** Start Given information **

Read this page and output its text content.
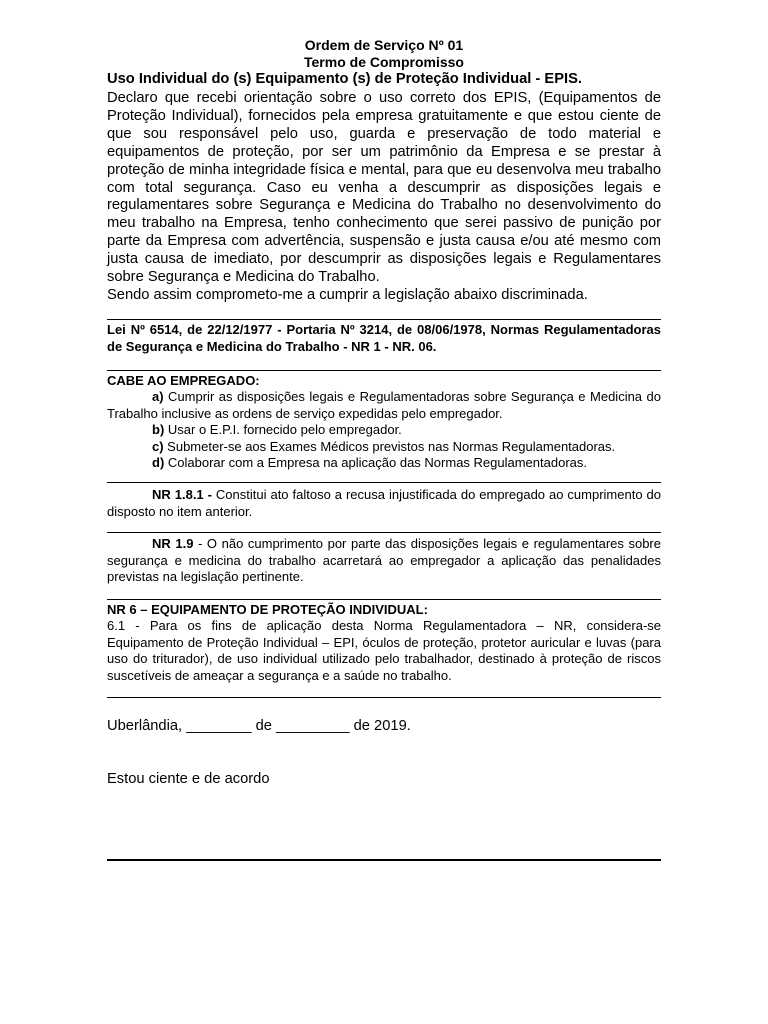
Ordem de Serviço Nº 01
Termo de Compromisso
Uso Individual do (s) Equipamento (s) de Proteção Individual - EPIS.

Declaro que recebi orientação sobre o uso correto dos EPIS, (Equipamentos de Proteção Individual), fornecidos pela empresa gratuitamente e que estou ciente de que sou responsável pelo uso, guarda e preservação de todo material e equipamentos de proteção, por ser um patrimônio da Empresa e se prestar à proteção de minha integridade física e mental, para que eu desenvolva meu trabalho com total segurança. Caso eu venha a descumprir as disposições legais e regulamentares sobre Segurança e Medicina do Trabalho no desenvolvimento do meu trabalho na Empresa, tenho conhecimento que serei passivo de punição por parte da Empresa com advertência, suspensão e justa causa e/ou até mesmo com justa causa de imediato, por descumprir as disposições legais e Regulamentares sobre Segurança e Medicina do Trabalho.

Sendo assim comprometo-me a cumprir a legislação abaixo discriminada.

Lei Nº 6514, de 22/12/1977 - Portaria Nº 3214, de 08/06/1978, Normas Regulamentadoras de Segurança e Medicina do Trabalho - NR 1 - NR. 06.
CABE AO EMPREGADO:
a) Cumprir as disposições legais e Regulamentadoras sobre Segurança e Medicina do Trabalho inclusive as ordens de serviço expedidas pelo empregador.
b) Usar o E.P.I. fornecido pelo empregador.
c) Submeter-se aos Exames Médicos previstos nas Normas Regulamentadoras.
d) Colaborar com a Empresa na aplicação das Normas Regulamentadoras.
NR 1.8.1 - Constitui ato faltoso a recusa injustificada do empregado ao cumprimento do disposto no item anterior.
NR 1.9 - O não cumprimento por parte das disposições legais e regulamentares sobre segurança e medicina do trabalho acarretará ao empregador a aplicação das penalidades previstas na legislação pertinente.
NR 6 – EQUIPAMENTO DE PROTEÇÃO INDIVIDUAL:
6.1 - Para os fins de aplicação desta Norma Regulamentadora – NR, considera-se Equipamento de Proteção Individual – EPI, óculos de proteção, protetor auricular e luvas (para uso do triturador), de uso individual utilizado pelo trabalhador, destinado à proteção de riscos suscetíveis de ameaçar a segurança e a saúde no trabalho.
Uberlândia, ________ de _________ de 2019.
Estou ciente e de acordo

** End Given information **

Repeat the data exactly, dropping every picture it holds.

**Solution to this exercise:**
Read this page and output its text content.
Ordem de Serviço Nº 01
Termo de Compromisso
Uso Individual do (s) Equipamento (s) de Proteção Individual - EPIS.

Declaro que recebi orientação sobre o uso correto dos EPIS, (Equipamentos de Proteção Individual), fornecidos pela empresa gratuitamente e que estou ciente de que sou responsável pelo uso, guarda e preservação de todo material e equipamentos de proteção, por ser um patrimônio da Empresa e se prestar à proteção de minha integridade física e mental, para que eu desenvolva meu trabalho com total segurança. Caso eu venha a descumprir as disposições legais e regulamentares sobre Segurança e Medicina do Trabalho no desenvolvimento do meu trabalho na Empresa, tenho conhecimento que serei passivo de punição por parte da Empresa com advertência, suspensão e justa causa e/ou até mesmo com justa causa de imediato, por descumprir as disposições legais e Regulamentares sobre Segurança e Medicina do Trabalho.

Sendo assim comprometo-me a cumprir a legislação abaixo discriminada.

Lei Nº 6514, de 22/12/1977 - Portaria Nº 3214, de 08/06/1978, Normas Regulamentadoras de Segurança e Medicina do Trabalho - NR 1 - NR. 06.
CABE AO EMPREGADO:
a) Cumprir as disposições legais e Regulamentadoras sobre Segurança e Medicina do Trabalho inclusive as ordens de serviço expedidas pelo empregador.
b) Usar o E.P.I. fornecido pelo empregador.
c) Submeter-se aos Exames Médicos previstos nas Normas Regulamentadoras.
d) Colaborar com a Empresa na aplicação das Normas Regulamentadoras.
NR 1.8.1 - Constitui ato faltoso a recusa injustificada do empregado ao cumprimento do disposto no item anterior.
NR 1.9 - O não cumprimento por parte das disposições legais e regulamentares sobre segurança e medicina do trabalho acarretará ao empregador a aplicação das penalidades previstas na legislação pertinente.
NR 6 – EQUIPAMENTO DE PROTEÇÃO INDIVIDUAL:
6.1 - Para os fins de aplicação desta Norma Regulamentadora – NR, considera-se Equipamento de Proteção Individual – EPI, óculos de proteção, protetor auricular e luvas (para uso do triturador), de uso individual utilizado pelo trabalhador, destinado à proteção de riscos suscetíveis de ameaçar a segurança e a saúde no trabalho.
Uberlândia, ________ de _________ de 2019.
Estou ciente e de acordo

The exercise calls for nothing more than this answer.